Given exercise:
Report each line of the data that includes the word "Teresa".

The input:
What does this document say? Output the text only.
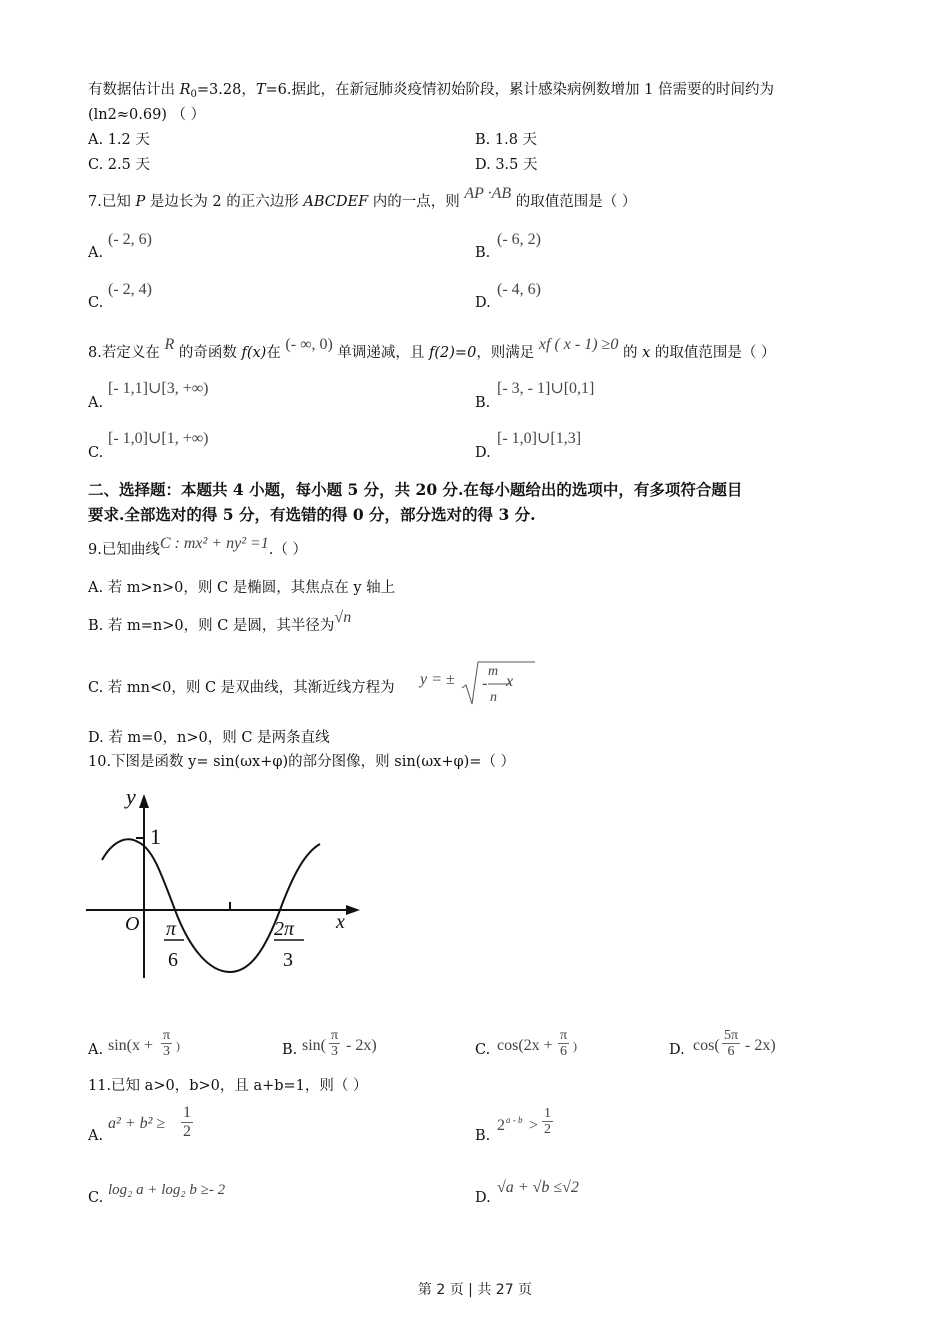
有数据估计出 $R_0=3.28$，T=6.据此，在新冠肺炎疫情初始阶段，累计感染病例数增加 1 倍需要的时间约为
(ln2≈0.69) （ ）
A. 1.2 天	B. 1.8 天
C. 2.5 天	D. 3.5 天
7.已知 P 是边长为 2 的正六边形 ABCDEF 内的一点，则 AP ·AB 的取值范围是（ ）
A.
(- 2, 6)
B.
(- 6, 2)
C.
(- 2, 4)
D.
(- 4, 6)
8.若定义在 R 的奇函数 f(x)在 (- ∞, 0) 单调递减，且 f(2)=0，则满足 xf ( x - 1) ≥0 的 x 的取值范围是（ ）
A.
[- 1,1]∪[3, +∞)
B.
[- 3, - 1]∪[0,1]
C.
[- 1,0]∪[1, +∞)
D.
[- 1,0]∪[1,3]
二、选择题：本题共 4 小题，每小题 5 分，共 20 分.在每小题给出的选项中，有多项符合题目
要求.全部选对的得 5 分，有选错的得 0 分，部分选对的得 3 分.
9.已知曲线C : mx² + ny² =1.（ ）
A. 若 m>n>0，则 C 是椭圆，其焦点在 y 轴上
B. 若 m=n>0，则 C 是圆，其半径为√n
C. 若 mn<0，则 C 是双曲线，其渐近线方程为 y = ± -
m
n
x
D. 若 m=0，n>0，则 C 是两条直线
10.下图是函数 y= sin(ωx+φ)的部分图像，则 sin(ωx+φ)=（ ）
y
x
O
1
π
6
2π
3
A. $\sin(x + \frac{\pi}{3}$ )	B. $\sin( \frac{\pi}{3} - 2x)$	C. $\cos(2x + \frac{\pi}{6}$ )	D. $\cos( \frac{5\pi}{6} - 2x)$
11.已知 a>0，b>0，且 a+b=1，则（ ）
A.
$a^2 + b^2 \ge \frac{1}{2}$	B.
2 $a - b > \frac{1}{2}$
C. log₂ a + log₂ b ≥- 2	D.
√a + √b ≤√2
第 2 页 | 共 27 页
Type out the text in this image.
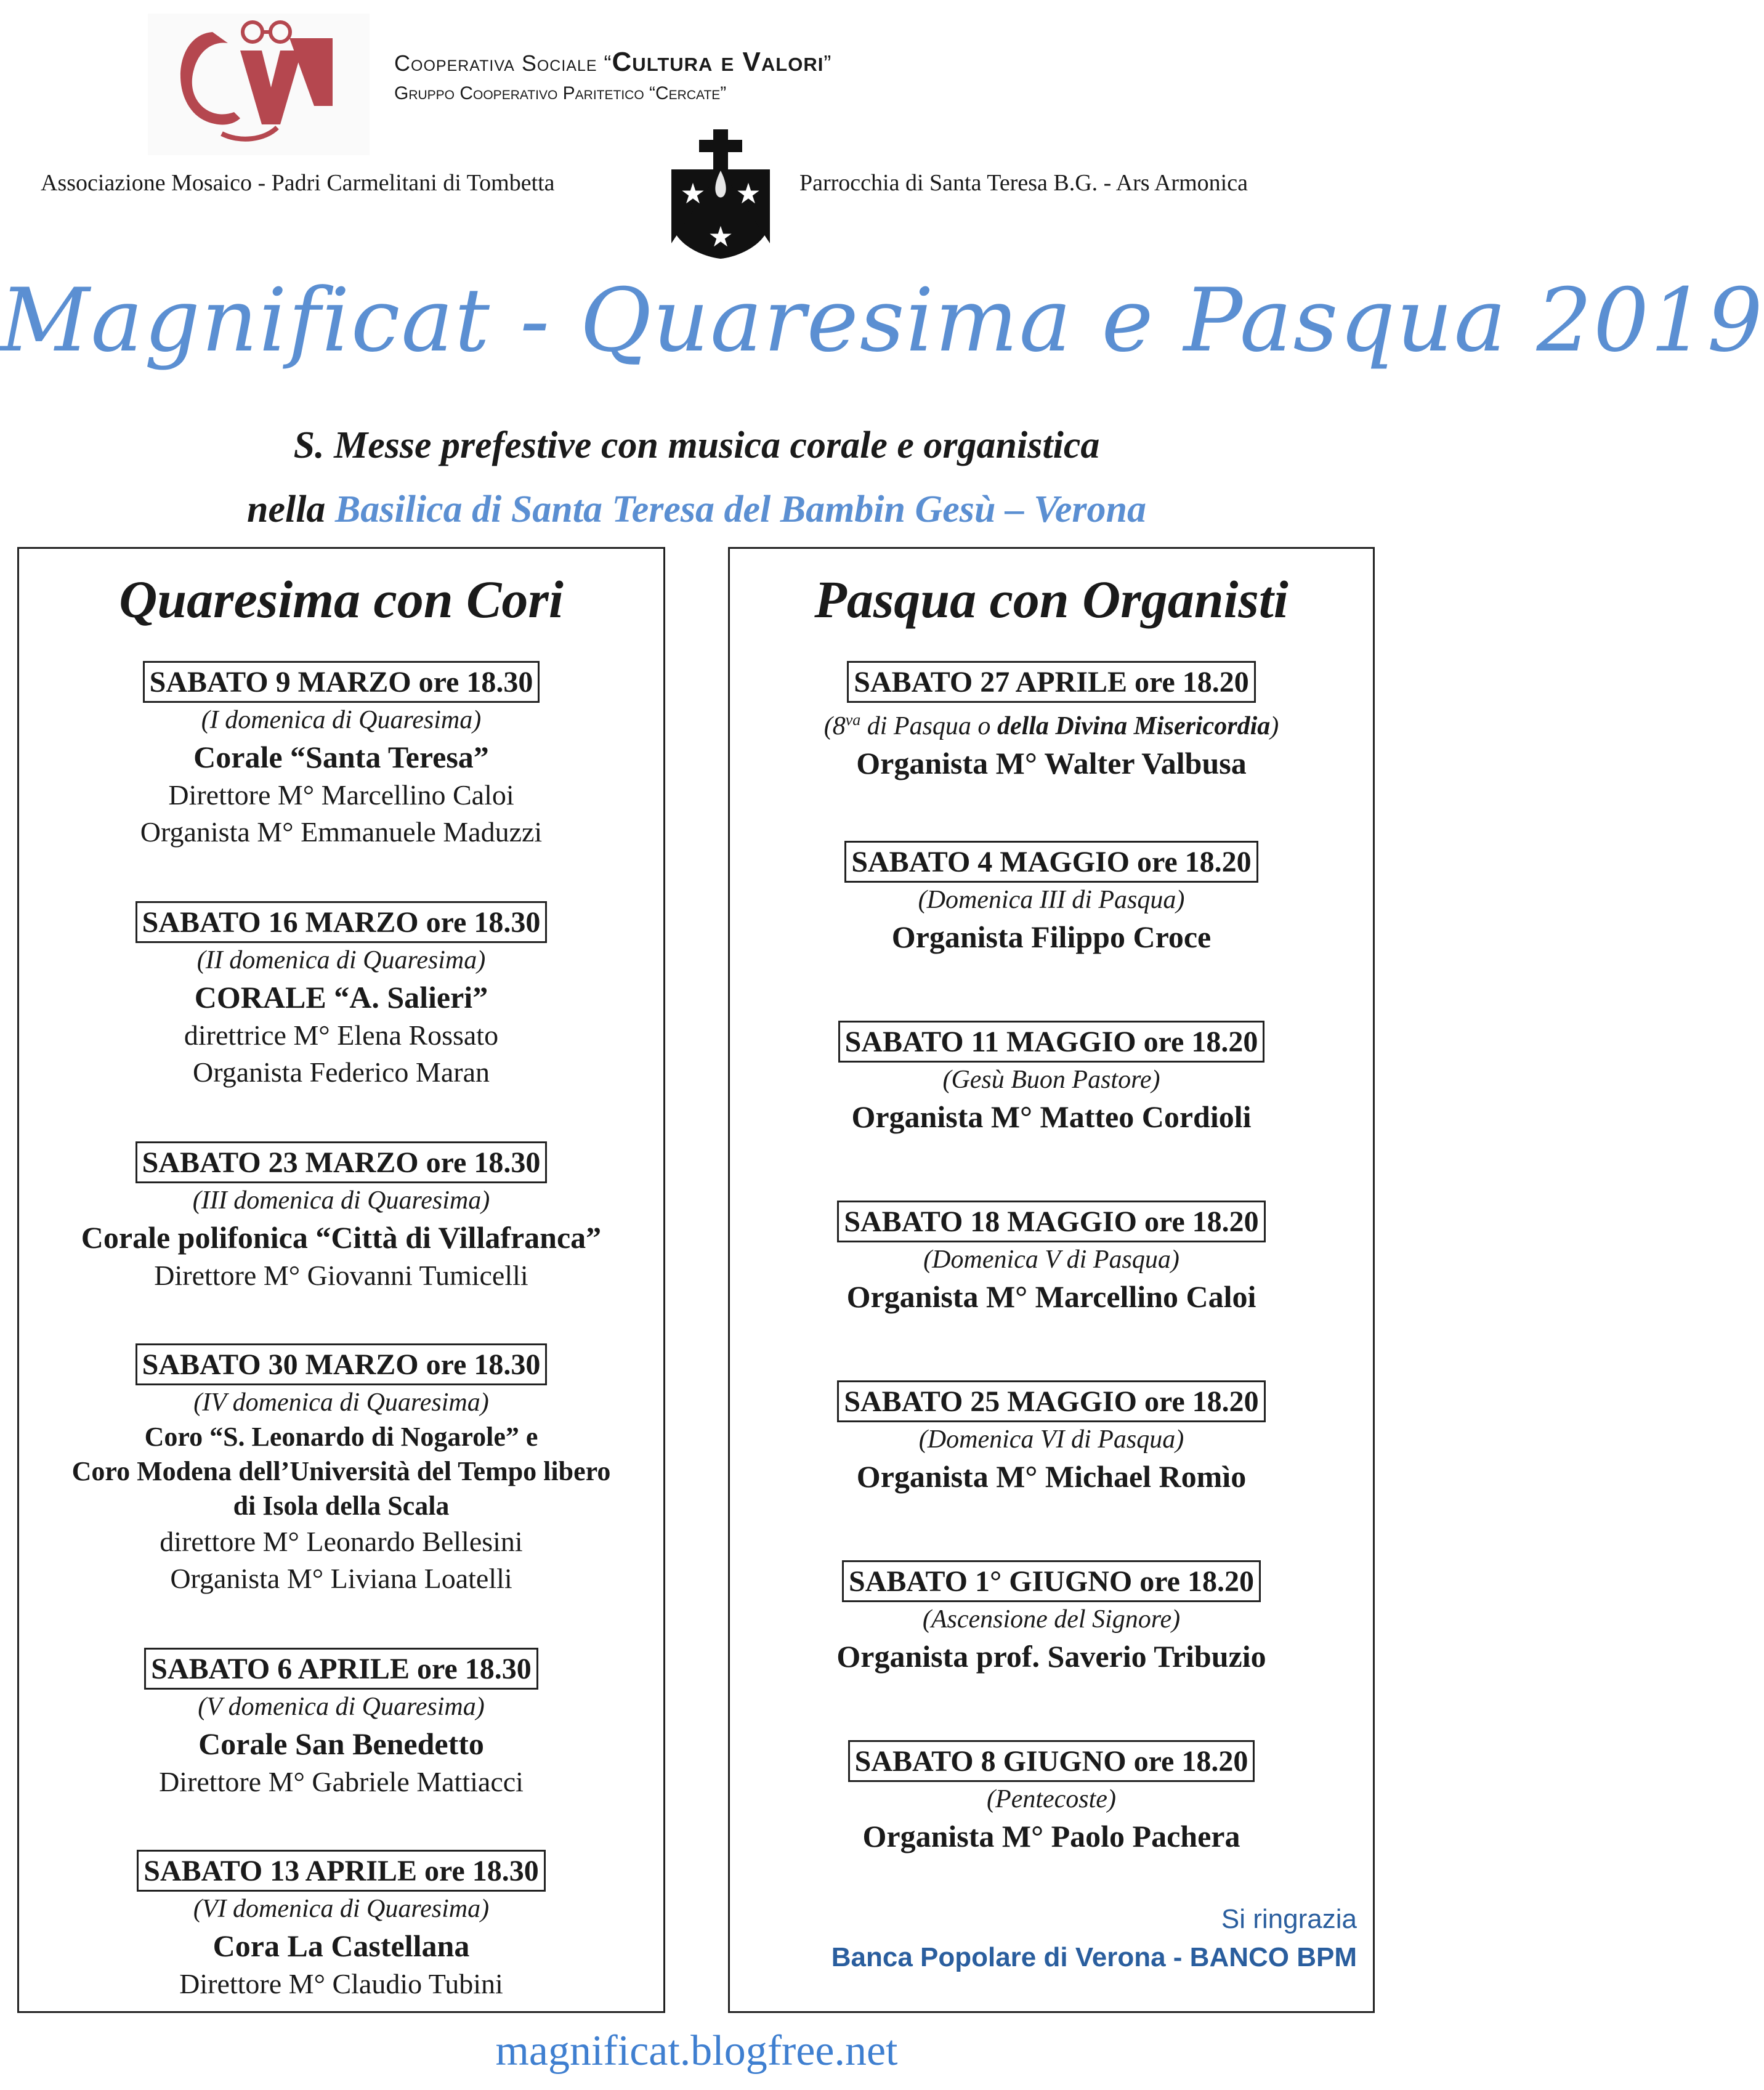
Cooperativa Sociale “Cultura e Valori”
Gruppo Cooperativo Paritetico “Cercate”
Associazione Mosaico - Padri Carmelitani di Tombetta	★ ★
★
Parrocchia di Santa Teresa B.G. - Ars Armonica
Magnificat - Quaresima e Pasqua 2019
S. Messe prefestive con musica corale e organistica
nella Basilica di Santa Teresa del Bambin Gesù – Verona
Quaresima con Cori
SABATO 9 MARZO ore 18.30
(I domenica di Quaresima)
Corale “Santa Teresa”
Direttore M° Marcellino Caloi
Organista M° Emmanuele Maduzzi
SABATO 16 MARZO ore 18.30
(II domenica di Quaresima)
CORALE “A. Salieri”
direttrice M° Elena Rossato
Organista Federico Maran
SABATO 23 MARZO ore 18.30
(III domenica di Quaresima)
Corale polifonica “Città di Villafranca”
Direttore M° Giovanni Tumicelli
SABATO 30 MARZO ore 18.30
(IV domenica di Quaresima)
Coro “S. Leonardo di Nogarole” e
Coro Modena dell’Università del Tempo libero
di Isola della Scala
direttore M° Leonardo Bellesini
Organista M° Liviana Loatelli
SABATO 6 APRILE ore 18.30
(V domenica di Quaresima)
Corale San Benedetto
Direttore M° Gabriele Mattiacci
SABATO 13 APRILE ore 18.30
(VI domenica di Quaresima)
Cora La Castellana
Direttore M° Claudio Tubini
Pasqua con Organisti
SABATO 27 APRILE ore 18.20
($8^{va}$ di Pasqua o della Divina Misericordia)
Organista M° Walter Valbusa
SABATO 4 MAGGIO ore 18.20
(Domenica III di Pasqua)
Organista Filippo Croce
SABATO 11 MAGGIO ore 18.20
(Gesù Buon Pastore)
Organista M° Matteo Cordioli
SABATO 18 MAGGIO ore 18.20
(Domenica V di Pasqua)
Organista M° Marcellino Caloi
SABATO 25 MAGGIO ore 18.20
(Domenica VI di Pasqua)
Organista M° Michael Romìo
SABATO 1° GIUGNO ore 18.20
(Ascensione del Signore)
Organista prof. Saverio Tribuzio
SABATO 8 GIUGNO ore 18.20
(Pentecoste)
Organista M° Paolo Pachera
Si ringrazia
Banca Popolare di Verona - BANCO BPM
magnificat.blogfree.net
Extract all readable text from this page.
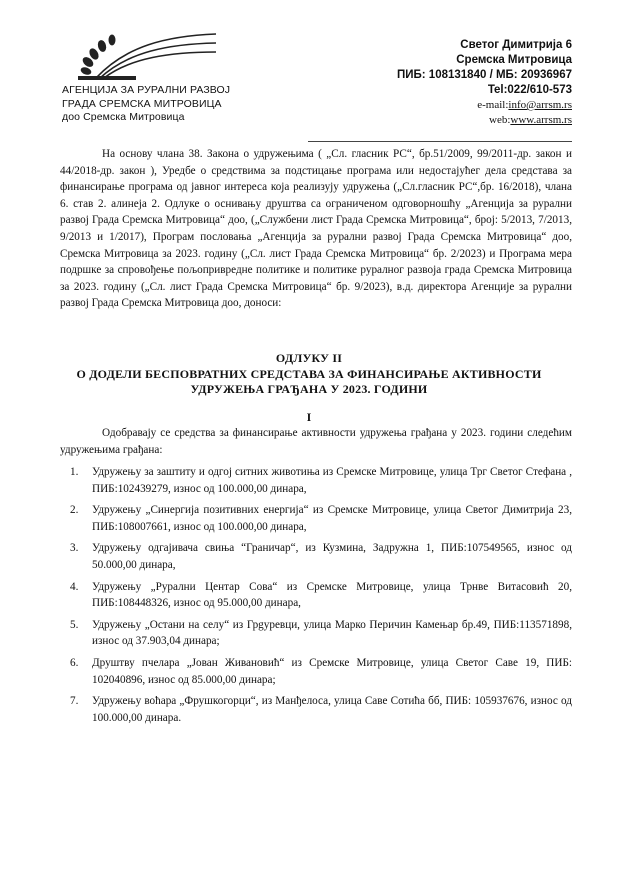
АГЕНЦИЈА ЗА РУРАЛНИ РАЗВОЈ
ГРАДА СРЕМСКА МИТРОВИЦА
доо Сремска Митровица
Светог Димитрија 6
Сремска Митровица
ПИБ: 108131840 / МБ: 20936967
Tel:022/610-573
e-mail:info@arrsm.rs
web:www.arrsm.rs
На основу члана 38. Закона о удружењима ( „Сл. гласник РС“, бр.51/2009, 99/2011-др. закон и 44/2018-др. закон ), Уредбе о средствима за подстицање програма или недостајућег дела средстава за финансирање програма од јавног интереса која реализују удружења („Сл.гласник РС“,бр. 16/2018), члана 6. став 2. алинеја 2. Одлуке о оснивању друштва са ограниченом одговорношћу „Агенција за рурални развој Града Сремска Митровица“ доо, („Службени лист Града Сремска Митровица“, број: 5/2013, 7/2013, 9/2013 и 1/2017), Програм пословања „Агенција за рурални развој Града Сремска Митровица“ доо, Сремска Митровица за 2023. годину („Сл. лист Града Сремска Митровица“ бр. 2/2023) и Програма мера подршке за спровођење пољопривредне политике и политике руралног развоја града Сремска Митровица за 2023. годину („Сл. лист Града Сремска Митровица“ бр. 9/2023), в.д. директора Агенције за рурални развој Града Сремска Митровица доо, доноси:
ОДЛУКУ II
О ДОДЕЛИ БЕСПОВРАТНИХ СРЕДСТАВА ЗА ФИНАНСИРАЊЕ АКТИВНОСТИ
УДРУЖЕЊА ГРАЂАНА У 2023. ГОДИНИ
I
Одобравају се средства за финансирање активности удружења грађана у 2023. години следећим удружењима грађана:
1. Удружењу за заштиту и одгој ситних животиња из Сремске Митровице, улица Трг Светог Стефана , ПИБ:102439279, износ од 100.000,00 динара,
2. Удружењу „Синергија позитивних енергија“ из Сремске Митровице, улица Светог Димитрија 23, ПИБ:108007661, износ од 100.000,00 динара,
3. Удружењу одгајивача свиња “Граничар“, из Кузмина, Задружна 1, ПИБ:107549565, износ од 50.000,00 динара,
4. Удружењу „Рурални Центар Сова“ из Сремске Митровице, улица Трнве Витасовић 20, ПИБ:108448326, износ од 95.000,00 динара,
5. Удружењу „Остани на селу“ из Грgуревци, улица Марко Перичин Камењар бр.49, ПИБ:113571898, износ од 37.903,04 динара;
6. Друштву пчелара „Јован Живановић“ из Сремске Митровице, улица Светог Саве 19, ПИБ: 102040896, износ од 85.000,00 динара;
7. Удружењу воћара „Фрушкогорци“, из Манђелоса, улица Саве Сотића бб, ПИБ: 105937676, износ од 100.000,00 динара.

Correct result:
Parrocchia di Santa Teresa B.G. - Ars Armonica
nella Basilica di Santa Teresa del Bambin Gesù – Verona
Corale “Santa Teresa”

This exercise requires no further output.